## Task prompt
Search the listing below for the string "mantissa" and show each line that contains it.

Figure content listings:
Begin

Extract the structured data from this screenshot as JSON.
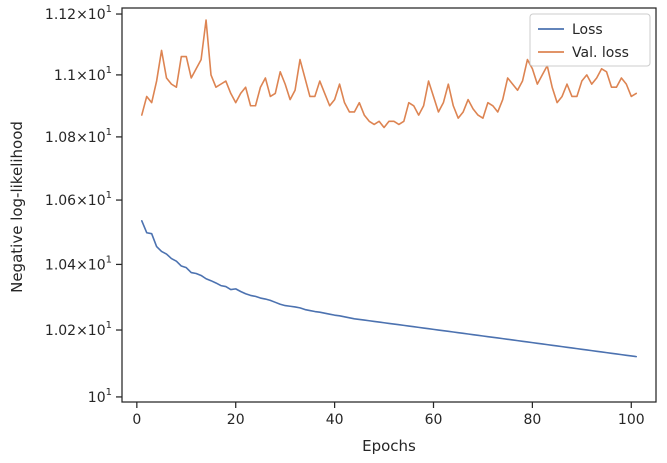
{
  "chart_data": {
    "type": "line",
    "xlabel": "Epochs",
    "ylabel": "Negative log-likelihood",
    "xlim": [
      -3,
      105
    ],
    "ylim": [
      9.985,
      11.22
    ],
    "yscale": "log",
    "grid": false,
    "legend_position": "top-right",
    "x_ticks": [
      {
        "value": 0,
        "label": "0"
      },
      {
        "value": 20,
        "label": "20"
      },
      {
        "value": 40,
        "label": "40"
      },
      {
        "value": 60,
        "label": "60"
      },
      {
        "value": 80,
        "label": "80"
      },
      {
        "value": 100,
        "label": "100"
      }
    ],
    "y_ticks": [
      {
        "value": 10.0,
        "mantissa": "",
        "exp": "1"
      },
      {
        "value": 10.2,
        "mantissa": "1.02",
        "exp": "1"
      },
      {
        "value": 10.4,
        "mantissa": "1.04",
        "exp": "1"
      },
      {
        "value": 10.6,
        "mantissa": "1.06",
        "exp": "1"
      },
      {
        "value": 10.8,
        "mantissa": "1.08",
        "exp": "1"
      },
      {
        "value": 11.0,
        "mantissa": "1.1",
        "exp": "1"
      },
      {
        "value": 11.2,
        "mantissa": "1.12",
        "exp": "1"
      }
    ],
    "x": [
      1,
      2,
      3,
      4,
      5,
      6,
      7,
      8,
      9,
      10,
      11,
      12,
      13,
      14,
      15,
      16,
      17,
      18,
      19,
      20,
      21,
      22,
      23,
      24,
      25,
      26,
      27,
      28,
      29,
      30,
      31,
      32,
      33,
      34,
      35,
      36,
      37,
      38,
      39,
      40,
      41,
      42,
      43,
      44,
      45,
      46,
      47,
      48,
      49,
      50,
      51,
      52,
      53,
      54,
      55,
      56,
      57,
      58,
      59,
      60,
      61,
      62,
      63,
      64,
      65,
      66,
      67,
      68,
      69,
      70,
      71,
      72,
      73,
      74,
      75,
      76,
      77,
      78,
      79,
      80,
      81,
      82,
      83,
      84,
      85,
      86,
      87,
      88,
      89,
      90,
      91,
      92,
      93,
      94,
      95,
      96,
      97,
      98,
      99,
      100,
      101
    ],
    "series": [
      {
        "name": "Loss",
        "color": "#4c72b0",
        "values": [
          10.535,
          10.498,
          10.495,
          10.455,
          10.44,
          10.432,
          10.418,
          10.41,
          10.395,
          10.39,
          10.375,
          10.372,
          10.366,
          10.356,
          10.35,
          10.343,
          10.335,
          10.332,
          10.323,
          10.325,
          10.317,
          10.31,
          10.305,
          10.302,
          10.297,
          10.294,
          10.29,
          10.284,
          10.278,
          10.274,
          10.272,
          10.27,
          10.267,
          10.262,
          10.259,
          10.256,
          10.254,
          10.251,
          10.248,
          10.245,
          10.243,
          10.24,
          10.237,
          10.234,
          10.232,
          10.23,
          10.228,
          10.226,
          10.224,
          10.222,
          10.22,
          10.218,
          10.216,
          10.214,
          10.212,
          10.21,
          10.208,
          10.206,
          10.204,
          10.202,
          10.2,
          10.198,
          10.196,
          10.194,
          10.192,
          10.19,
          10.188,
          10.186,
          10.184,
          10.182,
          10.18,
          10.178,
          10.176,
          10.174,
          10.172,
          10.17,
          10.168,
          10.166,
          10.164,
          10.162,
          10.16,
          10.158,
          10.156,
          10.154,
          10.152,
          10.15,
          10.148,
          10.146,
          10.144,
          10.142,
          10.14,
          10.138,
          10.136,
          10.134,
          10.132,
          10.13,
          10.128,
          10.126,
          10.124,
          10.122,
          10.12
        ]
      },
      {
        "name": "Val. loss",
        "color": "#dd8452",
        "values": [
          10.87,
          10.93,
          10.91,
          10.98,
          11.08,
          10.99,
          10.97,
          10.96,
          11.06,
          11.06,
          10.99,
          11.02,
          11.05,
          11.18,
          11.0,
          10.96,
          10.97,
          10.98,
          10.94,
          10.91,
          10.94,
          10.96,
          10.9,
          10.9,
          10.96,
          10.99,
          10.93,
          10.94,
          11.01,
          10.97,
          10.92,
          10.95,
          11.05,
          10.99,
          10.93,
          10.93,
          10.98,
          10.94,
          10.9,
          10.92,
          10.97,
          10.91,
          10.88,
          10.88,
          10.91,
          10.87,
          10.85,
          10.84,
          10.85,
          10.83,
          10.85,
          10.85,
          10.84,
          10.85,
          10.91,
          10.9,
          10.87,
          10.9,
          10.98,
          10.93,
          10.88,
          10.91,
          10.97,
          10.9,
          10.86,
          10.88,
          10.92,
          10.89,
          10.87,
          10.86,
          10.91,
          10.9,
          10.88,
          10.92,
          10.99,
          10.97,
          10.95,
          10.98,
          11.05,
          11.02,
          10.97,
          11.0,
          11.03,
          10.96,
          10.91,
          10.93,
          10.97,
          10.93,
          10.93,
          10.98,
          11.0,
          10.97,
          10.99,
          11.02,
          11.01,
          10.96,
          10.96,
          10.99,
          10.97,
          10.93,
          10.94
        ]
      }
    ]
  }
}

End

## Answer for this exercise
        "mantissa": "",
        "mantissa": "1.02",
        "mantissa": "1.04",
        "mantissa": "1.06",
        "mantissa": "1.08",
        "mantissa": "1.1",
        "mantissa": "1.12",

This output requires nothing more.